» **Task directions**: Reproduce the records below in their entirety, character for character.

^^^^^^^^

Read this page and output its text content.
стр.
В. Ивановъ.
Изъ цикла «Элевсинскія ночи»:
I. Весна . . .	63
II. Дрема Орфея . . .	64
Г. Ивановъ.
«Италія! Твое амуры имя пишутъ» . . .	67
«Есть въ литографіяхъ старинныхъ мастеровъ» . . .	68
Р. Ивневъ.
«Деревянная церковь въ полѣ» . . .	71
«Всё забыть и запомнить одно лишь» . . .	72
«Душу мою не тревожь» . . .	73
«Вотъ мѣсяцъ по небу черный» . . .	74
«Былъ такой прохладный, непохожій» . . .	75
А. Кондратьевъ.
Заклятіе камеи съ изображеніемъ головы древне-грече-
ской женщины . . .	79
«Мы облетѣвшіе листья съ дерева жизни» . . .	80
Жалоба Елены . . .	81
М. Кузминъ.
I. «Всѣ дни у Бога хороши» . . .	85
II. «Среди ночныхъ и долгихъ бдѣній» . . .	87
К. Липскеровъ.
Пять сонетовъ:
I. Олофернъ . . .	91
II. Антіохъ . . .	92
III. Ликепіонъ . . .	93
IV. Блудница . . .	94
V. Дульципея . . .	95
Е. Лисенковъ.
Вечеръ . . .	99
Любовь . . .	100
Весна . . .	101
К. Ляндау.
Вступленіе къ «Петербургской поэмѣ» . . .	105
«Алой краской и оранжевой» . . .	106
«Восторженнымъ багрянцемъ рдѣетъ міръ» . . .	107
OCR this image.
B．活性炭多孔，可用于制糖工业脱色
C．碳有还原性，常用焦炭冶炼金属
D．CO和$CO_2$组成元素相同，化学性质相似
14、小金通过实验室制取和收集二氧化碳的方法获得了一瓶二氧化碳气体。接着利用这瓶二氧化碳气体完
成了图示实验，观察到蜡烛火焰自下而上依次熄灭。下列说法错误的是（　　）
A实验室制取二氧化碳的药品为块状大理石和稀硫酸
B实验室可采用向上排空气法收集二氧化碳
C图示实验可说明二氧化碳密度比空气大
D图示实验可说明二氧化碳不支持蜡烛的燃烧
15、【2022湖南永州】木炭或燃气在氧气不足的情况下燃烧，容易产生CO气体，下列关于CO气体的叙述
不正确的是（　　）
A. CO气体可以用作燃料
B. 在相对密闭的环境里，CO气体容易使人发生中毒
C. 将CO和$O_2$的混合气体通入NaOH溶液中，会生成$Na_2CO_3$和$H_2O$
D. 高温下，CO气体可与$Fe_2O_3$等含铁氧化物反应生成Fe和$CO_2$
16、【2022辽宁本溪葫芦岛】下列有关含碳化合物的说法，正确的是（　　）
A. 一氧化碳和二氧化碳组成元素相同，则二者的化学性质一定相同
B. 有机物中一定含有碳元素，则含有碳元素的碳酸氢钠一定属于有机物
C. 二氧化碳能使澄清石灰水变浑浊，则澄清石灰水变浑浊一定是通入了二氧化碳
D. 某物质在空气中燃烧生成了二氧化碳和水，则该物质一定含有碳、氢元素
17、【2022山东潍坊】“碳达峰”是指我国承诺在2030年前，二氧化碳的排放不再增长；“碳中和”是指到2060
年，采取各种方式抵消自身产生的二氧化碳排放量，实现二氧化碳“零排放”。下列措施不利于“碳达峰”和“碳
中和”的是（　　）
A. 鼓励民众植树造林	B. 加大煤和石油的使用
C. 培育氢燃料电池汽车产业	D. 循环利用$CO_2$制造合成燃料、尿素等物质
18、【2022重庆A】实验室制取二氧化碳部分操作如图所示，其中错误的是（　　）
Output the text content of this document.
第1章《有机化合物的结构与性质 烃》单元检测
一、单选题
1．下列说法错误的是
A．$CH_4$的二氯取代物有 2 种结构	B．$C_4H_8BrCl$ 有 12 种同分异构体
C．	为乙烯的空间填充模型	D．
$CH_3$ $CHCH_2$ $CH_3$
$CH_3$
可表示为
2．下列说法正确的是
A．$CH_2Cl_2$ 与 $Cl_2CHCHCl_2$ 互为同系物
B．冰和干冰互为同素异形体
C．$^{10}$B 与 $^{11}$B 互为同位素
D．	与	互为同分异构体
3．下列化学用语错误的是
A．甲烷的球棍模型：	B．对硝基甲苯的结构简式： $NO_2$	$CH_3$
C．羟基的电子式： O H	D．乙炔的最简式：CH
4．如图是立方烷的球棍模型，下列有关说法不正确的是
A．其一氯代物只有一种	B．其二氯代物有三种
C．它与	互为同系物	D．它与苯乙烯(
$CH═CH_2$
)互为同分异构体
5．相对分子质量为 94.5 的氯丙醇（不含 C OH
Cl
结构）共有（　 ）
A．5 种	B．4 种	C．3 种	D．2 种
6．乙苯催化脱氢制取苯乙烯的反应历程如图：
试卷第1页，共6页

^^^^^^^^

» **Answer for the task**:
Read this page and output its text content.
стр.
В. Ивановъ.
Изъ цикла «Элевсинскія ночи»:
I. Весна . . .	63
II. Дрема Орфея . . .	64
Г. Ивановъ.
«Италія! Твое амуры имя пишутъ» . . .	67
«Есть въ литографіяхъ старинныхъ мастеровъ» . . .	68
Р. Ивневъ.
«Деревянная церковь въ полѣ» . . .	71
«Всё забыть и запомнить одно лишь» . . .	72
«Душу мою не тревожь» . . .	73
«Вотъ мѣсяцъ по небу черный» . . .	74
«Былъ такой прохладный, непохожій» . . .	75
А. Кондратьевъ.
Заклятіе камеи съ изображеніемъ головы древне-грече-
ской женщины . . .	79
«Мы облетѣвшіе листья съ дерева жизни» . . .	80
Жалоба Елены . . .	81
М. Кузминъ.
I. «Всѣ дни у Бога хороши» . . .	85
II. «Среди ночныхъ и долгихъ бдѣній» . . .	87
К. Липскеровъ.
Пять сонетовъ:
I. Олофернъ . . .	91
II. Антіохъ . . .	92
III. Ликепіонъ . . .	93
IV. Блудница . . .	94
V. Дульципея . . .	95
Е. Лисенковъ.
Вечеръ . . .	99
Любовь . . .	100
Весна . . .	101
К. Ляндау.
Вступленіе къ «Петербургской поэмѣ» . . .	105
«Алой краской и оранжевой» . . .	106
«Восторженнымъ багрянцемъ рдѣетъ міръ» . . .	107
OCR this image.
B．活性炭多孔，可用于制糖工业脱色
C．碳有还原性，常用焦炭冶炼金属
D．CO和$CO_2$组成元素相同，化学性质相似
14、小金通过实验室制取和收集二氧化碳的方法获得了一瓶二氧化碳气体。接着利用这瓶二氧化碳气体完
成了图示实验，观察到蜡烛火焰自下而上依次熄灭。下列说法错误的是（　　）
A实验室制取二氧化碳的药品为块状大理石和稀硫酸
B实验室可采用向上排空气法收集二氧化碳
C图示实验可说明二氧化碳密度比空气大
D图示实验可说明二氧化碳不支持蜡烛的燃烧
15、【2022湖南永州】木炭或燃气在氧气不足的情况下燃烧，容易产生CO气体，下列关于CO气体的叙述
不正确的是（　　）
A. CO气体可以用作燃料
B. 在相对密闭的环境里，CO气体容易使人发生中毒
C. 将CO和$O_2$的混合气体通入NaOH溶液中，会生成$Na_2CO_3$和$H_2O$
D. 高温下，CO气体可与$Fe_2O_3$等含铁氧化物反应生成Fe和$CO_2$
16、【2022辽宁本溪葫芦岛】下列有关含碳化合物的说法，正确的是（　　）
A. 一氧化碳和二氧化碳组成元素相同，则二者的化学性质一定相同
B. 有机物中一定含有碳元素，则含有碳元素的碳酸氢钠一定属于有机物
C. 二氧化碳能使澄清石灰水变浑浊，则澄清石灰水变浑浊一定是通入了二氧化碳
D. 某物质在空气中燃烧生成了二氧化碳和水，则该物质一定含有碳、氢元素
17、【2022山东潍坊】“碳达峰”是指我国承诺在2030年前，二氧化碳的排放不再增长；“碳中和”是指到2060
年，采取各种方式抵消自身产生的二氧化碳排放量，实现二氧化碳“零排放”。下列措施不利于“碳达峰”和“碳
中和”的是（　　）
A. 鼓励民众植树造林	B. 加大煤和石油的使用
C. 培育氢燃料电池汽车产业	D. 循环利用$CO_2$制造合成燃料、尿素等物质
18、【2022重庆A】实验室制取二氧化碳部分操作如图所示，其中错误的是（　　）
Output the text content of this document.
第1章《有机化合物的结构与性质 烃》单元检测
一、单选题
1．下列说法错误的是
A．$CH_4$的二氯取代物有 2 种结构	B．$C_4H_8BrCl$ 有 12 种同分异构体
C．	为乙烯的空间填充模型	D．
$CH_3$ $CHCH_2$ $CH_3$
$CH_3$
可表示为
2．下列说法正确的是
A．$CH_2Cl_2$ 与 $Cl_2CHCHCl_2$ 互为同系物
B．冰和干冰互为同素异形体
C．$^{10}$B 与 $^{11}$B 互为同位素
D．	与	互为同分异构体
3．下列化学用语错误的是
A．甲烷的球棍模型：	B．对硝基甲苯的结构简式： $NO_2$	$CH_3$
C．羟基的电子式： O H	D．乙炔的最简式：CH
4．如图是立方烷的球棍模型，下列有关说法不正确的是
A．其一氯代物只有一种	B．其二氯代物有三种
C．它与	互为同系物	D．它与苯乙烯(
$CH═CH_2$
)互为同分异构体
5．相对分子质量为 94.5 的氯丙醇（不含 C OH
Cl
结构）共有（　 ）
A．5 种	B．4 种	C．3 种	D．2 种
6．乙苯催化脱氢制取苯乙烯的反应历程如图：
试卷第1页，共6页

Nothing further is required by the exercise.